CHALLENGE
Extract the full listing verbatim and drop any pictures from your copy.

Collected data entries
■ ■ ■ ■

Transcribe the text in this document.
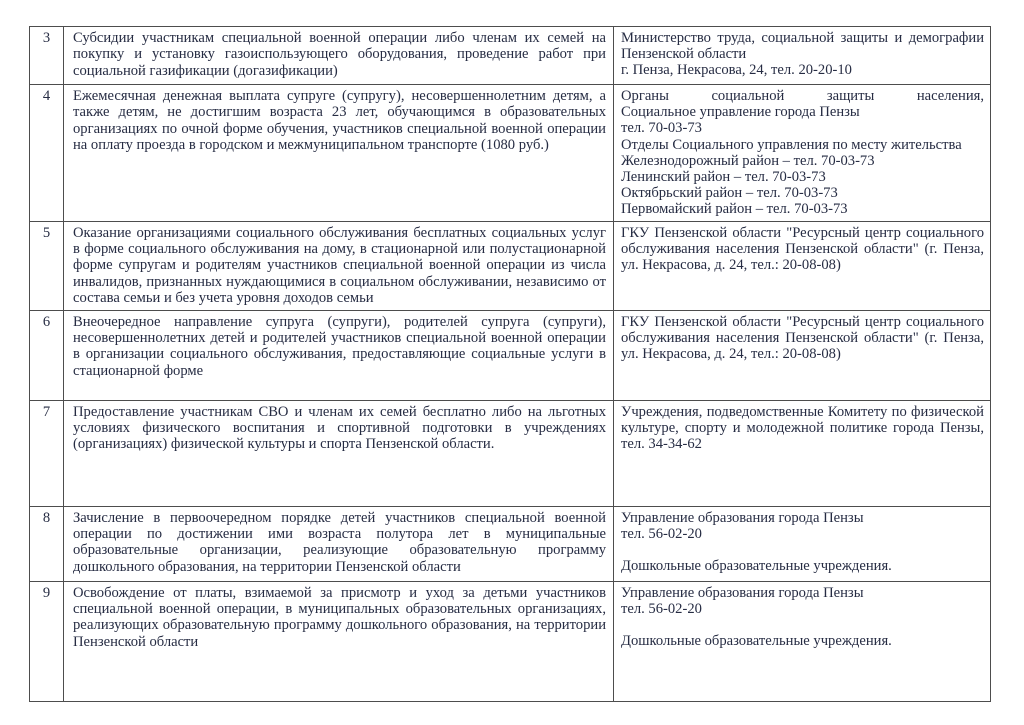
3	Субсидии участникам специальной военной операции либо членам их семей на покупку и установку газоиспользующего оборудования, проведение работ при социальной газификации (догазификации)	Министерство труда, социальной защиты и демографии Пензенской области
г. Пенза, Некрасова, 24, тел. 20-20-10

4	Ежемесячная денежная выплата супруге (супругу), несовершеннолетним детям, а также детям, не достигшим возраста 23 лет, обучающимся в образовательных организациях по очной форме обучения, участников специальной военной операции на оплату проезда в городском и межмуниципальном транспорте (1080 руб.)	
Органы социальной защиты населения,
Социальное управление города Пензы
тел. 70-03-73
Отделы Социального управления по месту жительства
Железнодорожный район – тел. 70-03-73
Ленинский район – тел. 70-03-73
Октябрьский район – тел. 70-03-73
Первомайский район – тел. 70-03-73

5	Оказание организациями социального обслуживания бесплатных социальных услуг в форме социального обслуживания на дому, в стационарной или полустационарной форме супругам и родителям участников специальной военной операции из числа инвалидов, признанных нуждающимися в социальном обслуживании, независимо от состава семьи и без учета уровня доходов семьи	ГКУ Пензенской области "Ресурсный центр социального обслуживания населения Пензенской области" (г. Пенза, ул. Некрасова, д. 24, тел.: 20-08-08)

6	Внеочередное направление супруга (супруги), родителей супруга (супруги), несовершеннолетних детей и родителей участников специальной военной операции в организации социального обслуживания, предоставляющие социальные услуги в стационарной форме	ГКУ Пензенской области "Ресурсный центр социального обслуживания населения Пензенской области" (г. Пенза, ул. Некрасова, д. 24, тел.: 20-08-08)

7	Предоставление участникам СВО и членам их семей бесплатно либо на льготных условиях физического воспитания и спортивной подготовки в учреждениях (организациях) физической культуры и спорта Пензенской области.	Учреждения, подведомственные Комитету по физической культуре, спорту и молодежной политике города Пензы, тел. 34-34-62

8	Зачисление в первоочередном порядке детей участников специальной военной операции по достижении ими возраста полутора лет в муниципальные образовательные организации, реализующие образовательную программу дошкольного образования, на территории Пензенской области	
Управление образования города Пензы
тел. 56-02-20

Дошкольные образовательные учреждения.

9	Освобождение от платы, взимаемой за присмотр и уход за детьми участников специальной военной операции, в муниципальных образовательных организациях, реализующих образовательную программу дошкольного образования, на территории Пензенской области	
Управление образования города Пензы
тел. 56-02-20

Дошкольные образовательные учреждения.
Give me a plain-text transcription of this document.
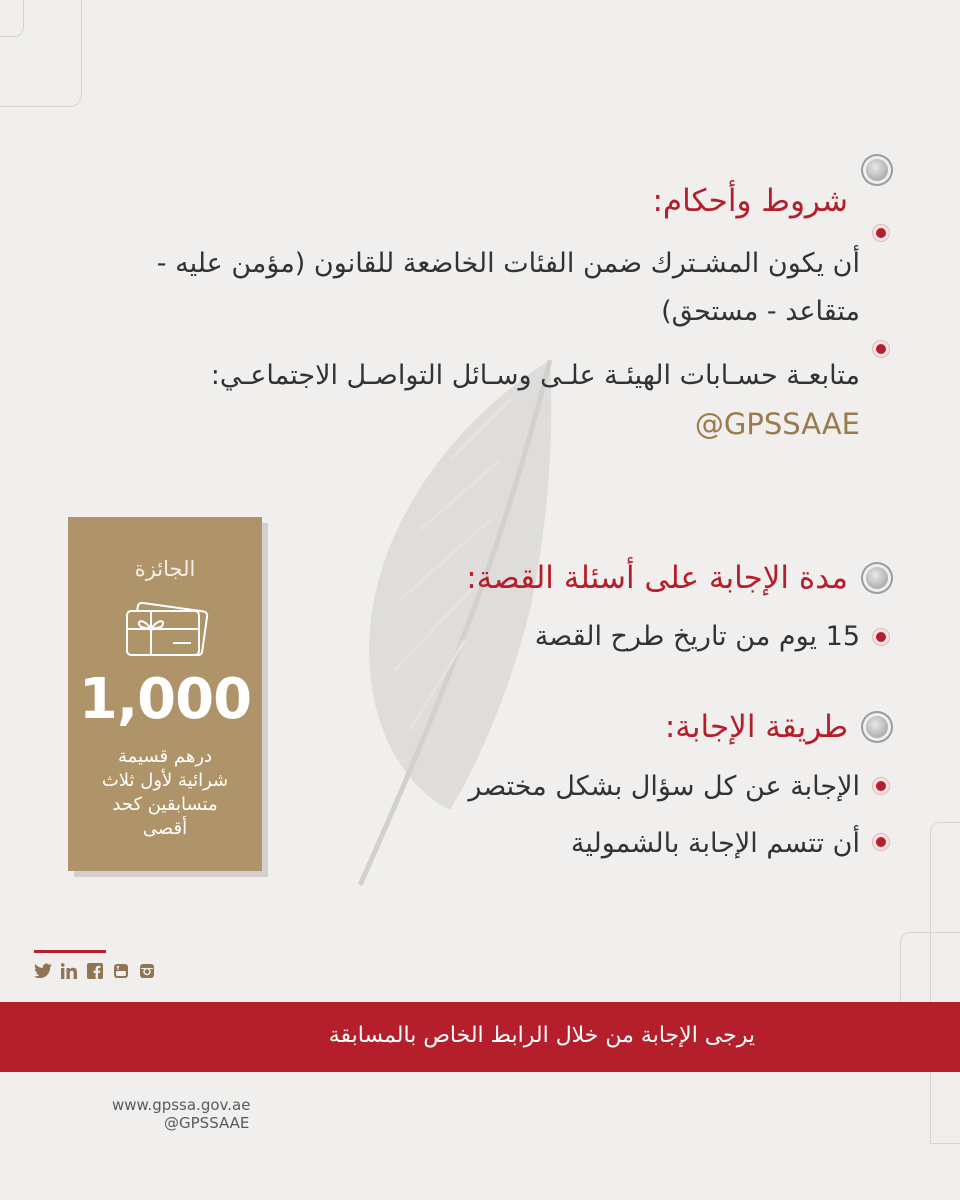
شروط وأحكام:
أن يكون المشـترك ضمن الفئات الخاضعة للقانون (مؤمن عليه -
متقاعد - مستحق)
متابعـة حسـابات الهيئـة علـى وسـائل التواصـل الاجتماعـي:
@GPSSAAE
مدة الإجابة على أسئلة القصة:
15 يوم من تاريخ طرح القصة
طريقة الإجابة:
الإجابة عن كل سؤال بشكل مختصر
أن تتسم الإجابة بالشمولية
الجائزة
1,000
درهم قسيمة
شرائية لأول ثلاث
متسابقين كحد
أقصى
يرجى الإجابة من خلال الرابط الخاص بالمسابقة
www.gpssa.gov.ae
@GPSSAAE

■ ■ ■ ■

SOLVED EXERCISE
Transcribe the text in this document.
3	Субсидии участникам специальной военной операции либо членам их семей на покупку и установку газоиспользующего оборудования, проведение работ при социальной газификации (догазификации)	Министерство труда, социальной защиты и демографии Пензенской области
г. Пенза, Некрасова, 24, тел. 20-20-10

4	Ежемесячная денежная выплата супруге (супругу), несовершеннолетним детям, а также детям, не достигшим возраста 23 лет, обучающимся в образовательных организациях по очной форме обучения, участников специальной военной операции на оплату проезда в городском и межмуниципальном транспорте (1080 руб.)	
Органы социальной защиты населения,
Социальное управление города Пензы
тел. 70-03-73
Отделы Социального управления по месту жительства
Железнодорожный район – тел. 70-03-73
Ленинский район – тел. 70-03-73
Октябрьский район – тел. 70-03-73
Первомайский район – тел. 70-03-73

5	Оказание организациями социального обслуживания бесплатных социальных услуг в форме социального обслуживания на дому, в стационарной или полустационарной форме супругам и родителям участников специальной военной операции из числа инвалидов, признанных нуждающимися в социальном обслуживании, независимо от состава семьи и без учета уровня доходов семьи	ГКУ Пензенской области "Ресурсный центр социального обслуживания населения Пензенской области" (г. Пенза, ул. Некрасова, д. 24, тел.: 20-08-08)

6	Внеочередное направление супруга (супруги), родителей супруга (супруги), несовершеннолетних детей и родителей участников специальной военной операции в организации социального обслуживания, предоставляющие социальные услуги в стационарной форме	ГКУ Пензенской области "Ресурсный центр социального обслуживания населения Пензенской области" (г. Пенза, ул. Некрасова, д. 24, тел.: 20-08-08)

7	Предоставление участникам СВО и членам их семей бесплатно либо на льготных условиях физического воспитания и спортивной подготовки в учреждениях (организациях) физической культуры и спорта Пензенской области.	Учреждения, подведомственные Комитету по физической культуре, спорту и молодежной политике города Пензы, тел. 34-34-62

8	Зачисление в первоочередном порядке детей участников специальной военной операции по достижении ими возраста полутора лет в муниципальные образовательные организации, реализующие образовательную программу дошкольного образования, на территории Пензенской области	
Управление образования города Пензы
тел. 56-02-20

Дошкольные образовательные учреждения.

9	Освобождение от платы, взимаемой за присмотр и уход за детьми участников специальной военной операции, в муниципальных образовательных организациях, реализующих образовательную программу дошкольного образования, на территории Пензенской области	
Управление образования города Пензы
тел. 56-02-20

Дошкольные образовательные учреждения.
Give me a plain-text transcription of this document.
شروط وأحكام:
أن يكون المشـترك ضمن الفئات الخاضعة للقانون (مؤمن عليه -
متقاعد - مستحق)
متابعـة حسـابات الهيئـة علـى وسـائل التواصـل الاجتماعـي:
@GPSSAAE
مدة الإجابة على أسئلة القصة:
15 يوم من تاريخ طرح القصة
طريقة الإجابة:
الإجابة عن كل سؤال بشكل مختصر
أن تتسم الإجابة بالشمولية
الجائزة
1,000
درهم قسيمة
شرائية لأول ثلاث
متسابقين كحد
أقصى
يرجى الإجابة من خلال الرابط الخاص بالمسابقة
www.gpssa.gov.ae
@GPSSAAE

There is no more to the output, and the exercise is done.